── Data in this exercise

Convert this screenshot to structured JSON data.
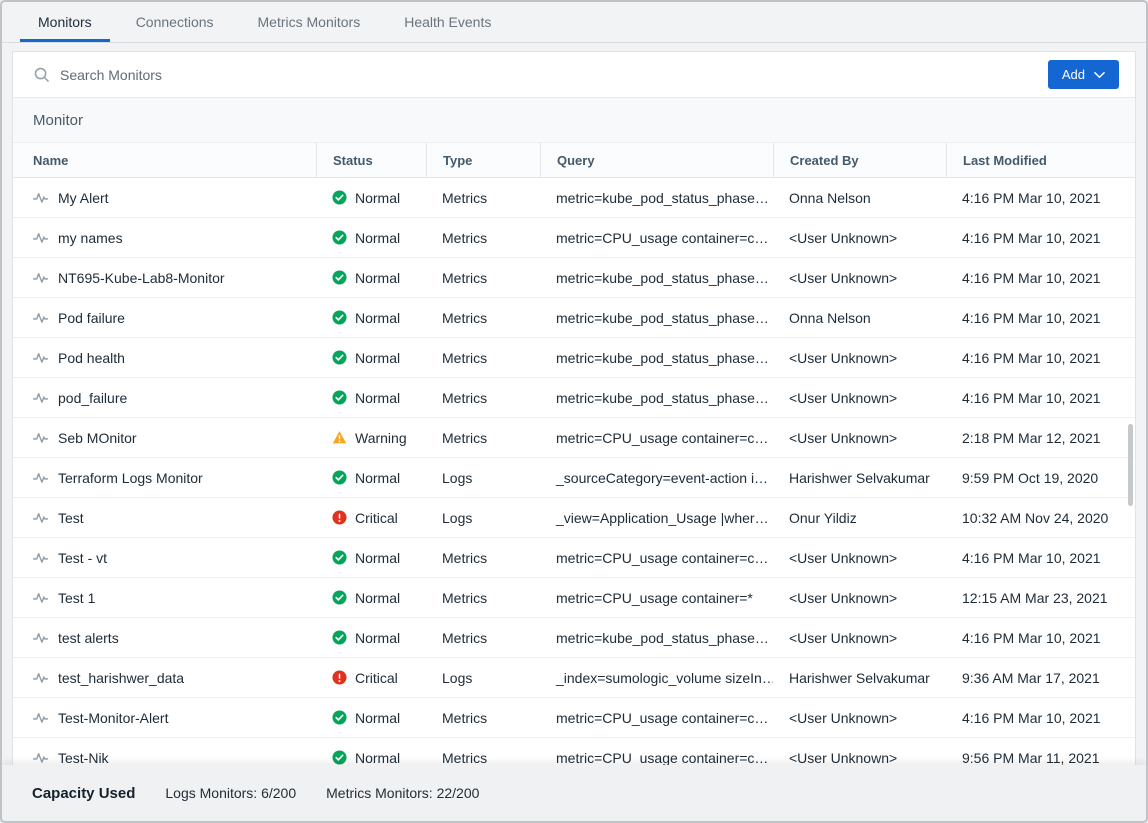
{
  "tabs": [
    {
      "label": "Monitors",
      "active": true
    },
    {
      "label": "Connections",
      "active": false
    },
    {
      "label": "Metrics Monitors",
      "active": false
    },
    {
      "label": "Health Events",
      "active": false
    }
  ],
  "toolbar": {
    "search_placeholder": "Search Monitors",
    "add_label": "Add"
  },
  "section": {
    "title": "Monitor"
  },
  "table": {
    "columns": {
      "name": "Name",
      "status": "Status",
      "type": "Type",
      "query": "Query",
      "created_by": "Created By",
      "last_modified": "Last Modified"
    },
    "rows": [
      {
        "name": "My Alert",
        "status": "Normal",
        "status_kind": "normal",
        "type": "Metrics",
        "query": "metric=kube_pod_status_phase…",
        "created_by": "Onna Nelson",
        "last_modified": "4:16 PM Mar 10, 2021"
      },
      {
        "name": "my names",
        "status": "Normal",
        "status_kind": "normal",
        "type": "Metrics",
        "query": "metric=CPU_usage container=c…",
        "created_by": "<User Unknown>",
        "last_modified": "4:16 PM Mar 10, 2021"
      },
      {
        "name": "NT695-Kube-Lab8-Monitor",
        "status": "Normal",
        "status_kind": "normal",
        "type": "Metrics",
        "query": "metric=kube_pod_status_phase…",
        "created_by": "<User Unknown>",
        "last_modified": "4:16 PM Mar 10, 2021"
      },
      {
        "name": "Pod failure",
        "status": "Normal",
        "status_kind": "normal",
        "type": "Metrics",
        "query": "metric=kube_pod_status_phase…",
        "created_by": "Onna Nelson",
        "last_modified": "4:16 PM Mar 10, 2021"
      },
      {
        "name": "Pod health",
        "status": "Normal",
        "status_kind": "normal",
        "type": "Metrics",
        "query": "metric=kube_pod_status_phase…",
        "created_by": "<User Unknown>",
        "last_modified": "4:16 PM Mar 10, 2021"
      },
      {
        "name": "pod_failure",
        "status": "Normal",
        "status_kind": "normal",
        "type": "Metrics",
        "query": "metric=kube_pod_status_phase…",
        "created_by": "<User Unknown>",
        "last_modified": "4:16 PM Mar 10, 2021"
      },
      {
        "name": "Seb MOnitor",
        "status": "Warning",
        "status_kind": "warning",
        "type": "Metrics",
        "query": "metric=CPU_usage container=c…",
        "created_by": "<User Unknown>",
        "last_modified": "2:18 PM Mar 12, 2021"
      },
      {
        "name": "Terraform Logs Monitor",
        "status": "Normal",
        "status_kind": "normal",
        "type": "Logs",
        "query": "_sourceCategory=event-action i…",
        "created_by": "Harishwer Selvakumar",
        "last_modified": "9:59 PM Oct 19, 2020"
      },
      {
        "name": "Test",
        "status": "Critical",
        "status_kind": "critical",
        "type": "Logs",
        "query": "_view=Application_Usage |wher…",
        "created_by": "Onur Yildiz",
        "last_modified": "10:32 AM Nov 24, 2020"
      },
      {
        "name": "Test - vt",
        "status": "Normal",
        "status_kind": "normal",
        "type": "Metrics",
        "query": "metric=CPU_usage container=c…",
        "created_by": "<User Unknown>",
        "last_modified": "4:16 PM Mar 10, 2021"
      },
      {
        "name": "Test 1",
        "status": "Normal",
        "status_kind": "normal",
        "type": "Metrics",
        "query": "metric=CPU_usage container=*",
        "created_by": "<User Unknown>",
        "last_modified": "12:15 AM Mar 23, 2021"
      },
      {
        "name": "test alerts",
        "status": "Normal",
        "status_kind": "normal",
        "type": "Metrics",
        "query": "metric=kube_pod_status_phase…",
        "created_by": "<User Unknown>",
        "last_modified": "4:16 PM Mar 10, 2021"
      },
      {
        "name": "test_harishwer_data",
        "status": "Critical",
        "status_kind": "critical",
        "type": "Logs",
        "query": "_index=sumologic_volume sizeIn…",
        "created_by": "Harishwer Selvakumar",
        "last_modified": "9:36 AM Mar 17, 2021"
      },
      {
        "name": "Test-Monitor-Alert",
        "status": "Normal",
        "status_kind": "normal",
        "type": "Metrics",
        "query": "metric=CPU_usage container=c…",
        "created_by": "<User Unknown>",
        "last_modified": "4:16 PM Mar 10, 2021"
      },
      {
        "name": "Test-Nik",
        "status": "Normal",
        "status_kind": "normal",
        "type": "Metrics",
        "query": "metric=CPU_usage container=c…",
        "created_by": "<User Unknown>",
        "last_modified": "9:56 PM Mar 11, 2021"
      }
    ]
  },
  "footer": {
    "capacity_label": "Capacity Used",
    "logs_monitors": "Logs Monitors: 6/200",
    "metrics_monitors": "Metrics Monitors: 22/200"
  },
  "colors": {
    "accent_blue": "#1467d2",
    "tab_underline_blue": "#1169d0",
    "status_normal_green": "#00a65a",
    "status_warning_orange": "#f5a623",
    "status_critical_red": "#e0321f"
  },
  "icons": {
    "search": "magnifier",
    "add_button": "chevron-down",
    "monitor_row": "pulse-line",
    "status_normal": "check-circle",
    "status_warning": "warning-triangle",
    "status_critical": "exclamation-circle"
  }
}
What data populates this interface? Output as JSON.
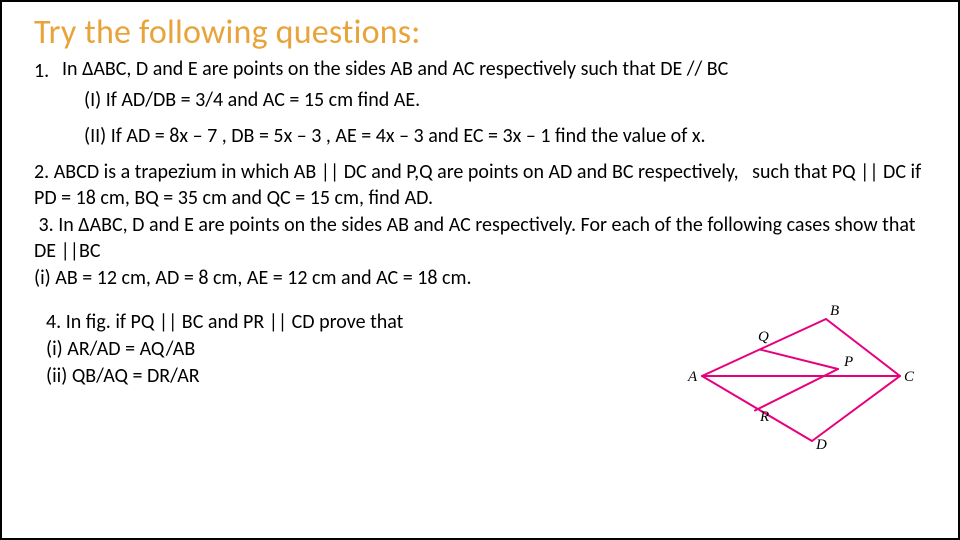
{
  "title": "Try the following questions:",
  "q1": {
    "num": "1.",
    "intro": "In ΔABC, D and E are points on the sides AB and AC respectively such that DE  //  BC",
    "part1": "(I) If AD/DB = 3/4 and AC = 15 cm find AE.",
    "part2": "(II) If AD = 8x – 7 , DB = 5x – 3 , AE = 4x – 3 and EC = 3x – 1  find the value of x."
  },
  "block23": "2. ABCD is a trapezium in which AB || DC and P,Q are points on AD and BC respectively,   such that PQ || DC if PD = 18 cm, BQ = 35 cm and QC = 15 cm, find AD.\n 3. In ΔABC, D and E are points on the sides AB and AC respectively. For each of the following cases show that DE ||BC\n(i) AB = 12 cm, AD = 8 cm, AE = 12 cm and AC = 18 cm.",
  "q4": {
    "line1": "4. In fig. if PQ || BC and PR || CD prove that",
    "line2": "(i)  AR/AD  =  AQ/AB",
    "line3": "(ii)  QB/AQ  =  DR/AR"
  },
  "figure": {
    "line_color": "#e6007e",
    "line_width": 2,
    "labels": {
      "A": "A",
      "B": "B",
      "C": "C",
      "D": "D",
      "P": "P",
      "Q": "Q",
      "R": "R"
    }
  }
}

────

§ What you should do
Copy all the lines of data exactly as they appear, dropping any images.

§ Task answer
Convert this screenshot to structured JSON data.
{
  "tabs": [
    {
      "label": "Monitors",
      "active": true
    },
    {
      "label": "Connections",
      "active": false
    },
    {
      "label": "Metrics Monitors",
      "active": false
    },
    {
      "label": "Health Events",
      "active": false
    }
  ],
  "toolbar": {
    "search_placeholder": "Search Monitors",
    "add_label": "Add"
  },
  "section": {
    "title": "Monitor"
  },
  "table": {
    "columns": {
      "name": "Name",
      "status": "Status",
      "type": "Type",
      "query": "Query",
      "created_by": "Created By",
      "last_modified": "Last Modified"
    },
    "rows": [
      {
        "name": "My Alert",
        "status": "Normal",
        "status_kind": "normal",
        "type": "Metrics",
        "query": "metric=kube_pod_status_phase…",
        "created_by": "Onna Nelson",
        "last_modified": "4:16 PM Mar 10, 2021"
      },
      {
        "name": "my names",
        "status": "Normal",
        "status_kind": "normal",
        "type": "Metrics",
        "query": "metric=CPU_usage container=c…",
        "created_by": "<User Unknown>",
        "last_modified": "4:16 PM Mar 10, 2021"
      },
      {
        "name": "NT695-Kube-Lab8-Monitor",
        "status": "Normal",
        "status_kind": "normal",
        "type": "Metrics",
        "query": "metric=kube_pod_status_phase…",
        "created_by": "<User Unknown>",
        "last_modified": "4:16 PM Mar 10, 2021"
      },
      {
        "name": "Pod failure",
        "status": "Normal",
        "status_kind": "normal",
        "type": "Metrics",
        "query": "metric=kube_pod_status_phase…",
        "created_by": "Onna Nelson",
        "last_modified": "4:16 PM Mar 10, 2021"
      },
      {
        "name": "Pod health",
        "status": "Normal",
        "status_kind": "normal",
        "type": "Metrics",
        "query": "metric=kube_pod_status_phase…",
        "created_by": "<User Unknown>",
        "last_modified": "4:16 PM Mar 10, 2021"
      },
      {
        "name": "pod_failure",
        "status": "Normal",
        "status_kind": "normal",
        "type": "Metrics",
        "query": "metric=kube_pod_status_phase…",
        "created_by": "<User Unknown>",
        "last_modified": "4:16 PM Mar 10, 2021"
      },
      {
        "name": "Seb MOnitor",
        "status": "Warning",
        "status_kind": "warning",
        "type": "Metrics",
        "query": "metric=CPU_usage container=c…",
        "created_by": "<User Unknown>",
        "last_modified": "2:18 PM Mar 12, 2021"
      },
      {
        "name": "Terraform Logs Monitor",
        "status": "Normal",
        "status_kind": "normal",
        "type": "Logs",
        "query": "_sourceCategory=event-action i…",
        "created_by": "Harishwer Selvakumar",
        "last_modified": "9:59 PM Oct 19, 2020"
      },
      {
        "name": "Test",
        "status": "Critical",
        "status_kind": "critical",
        "type": "Logs",
        "query": "_view=Application_Usage |wher…",
        "created_by": "Onur Yildiz",
        "last_modified": "10:32 AM Nov 24, 2020"
      },
      {
        "name": "Test - vt",
        "status": "Normal",
        "status_kind": "normal",
        "type": "Metrics",
        "query": "metric=CPU_usage container=c…",
        "created_by": "<User Unknown>",
        "last_modified": "4:16 PM Mar 10, 2021"
      },
      {
        "name": "Test 1",
        "status": "Normal",
        "status_kind": "normal",
        "type": "Metrics",
        "query": "metric=CPU_usage container=*",
        "created_by": "<User Unknown>",
        "last_modified": "12:15 AM Mar 23, 2021"
      },
      {
        "name": "test alerts",
        "status": "Normal",
        "status_kind": "normal",
        "type": "Metrics",
        "query": "metric=kube_pod_status_phase…",
        "created_by": "<User Unknown>",
        "last_modified": "4:16 PM Mar 10, 2021"
      },
      {
        "name": "test_harishwer_data",
        "status": "Critical",
        "status_kind": "critical",
        "type": "Logs",
        "query": "_index=sumologic_volume sizeIn…",
        "created_by": "Harishwer Selvakumar",
        "last_modified": "9:36 AM Mar 17, 2021"
      },
      {
        "name": "Test-Monitor-Alert",
        "status": "Normal",
        "status_kind": "normal",
        "type": "Metrics",
        "query": "metric=CPU_usage container=c…",
        "created_by": "<User Unknown>",
        "last_modified": "4:16 PM Mar 10, 2021"
      },
      {
        "name": "Test-Nik",
        "status": "Normal",
        "status_kind": "normal",
        "type": "Metrics",
        "query": "metric=CPU_usage container=c…",
        "created_by": "<User Unknown>",
        "last_modified": "9:56 PM Mar 11, 2021"
      }
    ]
  },
  "footer": {
    "capacity_label": "Capacity Used",
    "logs_monitors": "Logs Monitors: 6/200",
    "metrics_monitors": "Metrics Monitors: 22/200"
  },
  "colors": {
    "accent_blue": "#1467d2",
    "tab_underline_blue": "#1169d0",
    "status_normal_green": "#00a65a",
    "status_warning_orange": "#f5a623",
    "status_critical_red": "#e0321f"
  },
  "icons": {
    "search": "magnifier",
    "add_button": "chevron-down",
    "monitor_row": "pulse-line",
    "status_normal": "check-circle",
    "status_warning": "warning-triangle",
    "status_critical": "exclamation-circle"
  }
}
What data populates this interface? Output as JSON.
{
  "title": "Try the following questions:",
  "q1": {
    "num": "1.",
    "intro": "In ΔABC, D and E are points on the sides AB and AC respectively such that DE  //  BC",
    "part1": "(I) If AD/DB = 3/4 and AC = 15 cm find AE.",
    "part2": "(II) If AD = 8x – 7 , DB = 5x – 3 , AE = 4x – 3 and EC = 3x – 1  find the value of x."
  },
  "block23": "2. ABCD is a trapezium in which AB || DC and P,Q are points on AD and BC respectively,   such that PQ || DC if PD = 18 cm, BQ = 35 cm and QC = 15 cm, find AD.\n 3. In ΔABC, D and E are points on the sides AB and AC respectively. For each of the following cases show that DE ||BC\n(i) AB = 12 cm, AD = 8 cm, AE = 12 cm and AC = 18 cm.",
  "q4": {
    "line1": "4. In fig. if PQ || BC and PR || CD prove that",
    "line2": "(i)  AR/AD  =  AQ/AB",
    "line3": "(ii)  QB/AQ  =  DR/AR"
  },
  "figure": {
    "line_color": "#e6007e",
    "line_width": 2,
    "labels": {
      "A": "A",
      "B": "B",
      "C": "C",
      "D": "D",
      "P": "P",
      "Q": "Q",
      "R": "R"
    }
  }
}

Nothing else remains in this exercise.